* [Records for processing]
-----
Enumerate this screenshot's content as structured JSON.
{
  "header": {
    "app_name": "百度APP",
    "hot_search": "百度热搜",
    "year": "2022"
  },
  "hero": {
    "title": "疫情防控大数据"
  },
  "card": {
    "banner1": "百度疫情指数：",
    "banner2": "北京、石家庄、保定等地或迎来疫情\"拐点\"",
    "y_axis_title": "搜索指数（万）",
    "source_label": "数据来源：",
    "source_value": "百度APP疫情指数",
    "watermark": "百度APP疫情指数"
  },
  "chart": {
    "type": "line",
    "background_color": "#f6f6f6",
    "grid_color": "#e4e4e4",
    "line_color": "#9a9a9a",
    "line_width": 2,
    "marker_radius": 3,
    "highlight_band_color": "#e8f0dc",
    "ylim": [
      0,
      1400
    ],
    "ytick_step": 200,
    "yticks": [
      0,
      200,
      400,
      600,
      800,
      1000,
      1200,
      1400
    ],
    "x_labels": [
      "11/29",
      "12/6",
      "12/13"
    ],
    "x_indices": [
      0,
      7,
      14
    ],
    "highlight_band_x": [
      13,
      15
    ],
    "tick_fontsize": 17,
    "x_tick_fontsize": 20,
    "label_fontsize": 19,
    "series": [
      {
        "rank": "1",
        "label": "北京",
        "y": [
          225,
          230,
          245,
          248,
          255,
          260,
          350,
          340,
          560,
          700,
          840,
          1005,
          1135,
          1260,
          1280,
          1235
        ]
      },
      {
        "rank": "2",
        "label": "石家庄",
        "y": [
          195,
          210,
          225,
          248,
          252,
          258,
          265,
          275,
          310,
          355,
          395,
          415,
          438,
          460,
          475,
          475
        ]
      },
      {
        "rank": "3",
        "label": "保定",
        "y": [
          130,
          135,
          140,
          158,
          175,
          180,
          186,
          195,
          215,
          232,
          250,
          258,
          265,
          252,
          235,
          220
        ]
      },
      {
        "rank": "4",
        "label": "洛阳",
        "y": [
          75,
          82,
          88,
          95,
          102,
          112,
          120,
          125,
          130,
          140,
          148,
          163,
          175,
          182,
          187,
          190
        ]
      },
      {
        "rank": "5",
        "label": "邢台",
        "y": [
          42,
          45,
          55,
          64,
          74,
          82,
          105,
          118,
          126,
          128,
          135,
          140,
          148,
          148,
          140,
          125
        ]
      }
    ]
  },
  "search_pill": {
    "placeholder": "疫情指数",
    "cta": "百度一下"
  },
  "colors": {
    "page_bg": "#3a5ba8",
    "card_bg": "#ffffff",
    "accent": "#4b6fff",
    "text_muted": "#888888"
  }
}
-----
Transcribe each entry exactly.

Enumerate this screenshot's content as structured JSON.
{
  "header": {
    "app_name": "百度APP",
    "hot_search": "百度热搜",
    "year": "2022"
  },
  "hero": {
    "title": "疫情防控大数据"
  },
  "card": {
    "banner1": "百度疫情指数：",
    "banner2": "北京、石家庄、保定等地或迎来疫情\"拐点\"",
    "y_axis_title": "搜索指数（万）",
    "source_label": "数据来源：",
    "source_value": "百度APP疫情指数",
    "watermark": "百度APP疫情指数"
  },
  "chart": {
    "type": "line",
    "background_color": "#f6f6f6",
    "grid_color": "#e4e4e4",
    "line_color": "#9a9a9a",
    "line_width": 2,
    "marker_radius": 3,
    "highlight_band_color": "#e8f0dc",
    "ylim": [
      0,
      1400
    ],
    "ytick_step": 200,
    "yticks": [
      0,
      200,
      400,
      600,
      800,
      1000,
      1200,
      1400
    ],
    "x_labels": [
      "11/29",
      "12/6",
      "12/13"
    ],
    "x_indices": [
      0,
      7,
      14
    ],
    "highlight_band_x": [
      13,
      15
    ],
    "tick_fontsize": 17,
    "x_tick_fontsize": 20,
    "label_fontsize": 19,
    "series": [
      {
        "rank": "1",
        "label": "北京",
        "y": [
          225,
          230,
          245,
          248,
          255,
          260,
          350,
          340,
          560,
          700,
          840,
          1005,
          1135,
          1260,
          1280,
          1235
        ]
      },
      {
        "rank": "2",
        "label": "石家庄",
        "y": [
          195,
          210,
          225,
          248,
          252,
          258,
          265,
          275,
          310,
          355,
          395,
          415,
          438,
          460,
          475,
          475
        ]
      },
      {
        "rank": "3",
        "label": "保定",
        "y": [
          130,
          135,
          140,
          158,
          175,
          180,
          186,
          195,
          215,
          232,
          250,
          258,
          265,
          252,
          235,
          220
        ]
      },
      {
        "rank": "4",
        "label": "洛阳",
        "y": [
          75,
          82,
          88,
          95,
          102,
          112,
          120,
          125,
          130,
          140,
          148,
          163,
          175,
          182,
          187,
          190
        ]
      },
      {
        "rank": "5",
        "label": "邢台",
        "y": [
          42,
          45,
          55,
          64,
          74,
          82,
          105,
          118,
          126,
          128,
          135,
          140,
          148,
          148,
          140,
          125
        ]
      }
    ]
  },
  "search_pill": {
    "placeholder": "疫情指数",
    "cta": "百度一下"
  },
  "colors": {
    "page_bg": "#3a5ba8",
    "card_bg": "#ffffff",
    "accent": "#4b6fff",
    "text_muted": "#888888"
  }
}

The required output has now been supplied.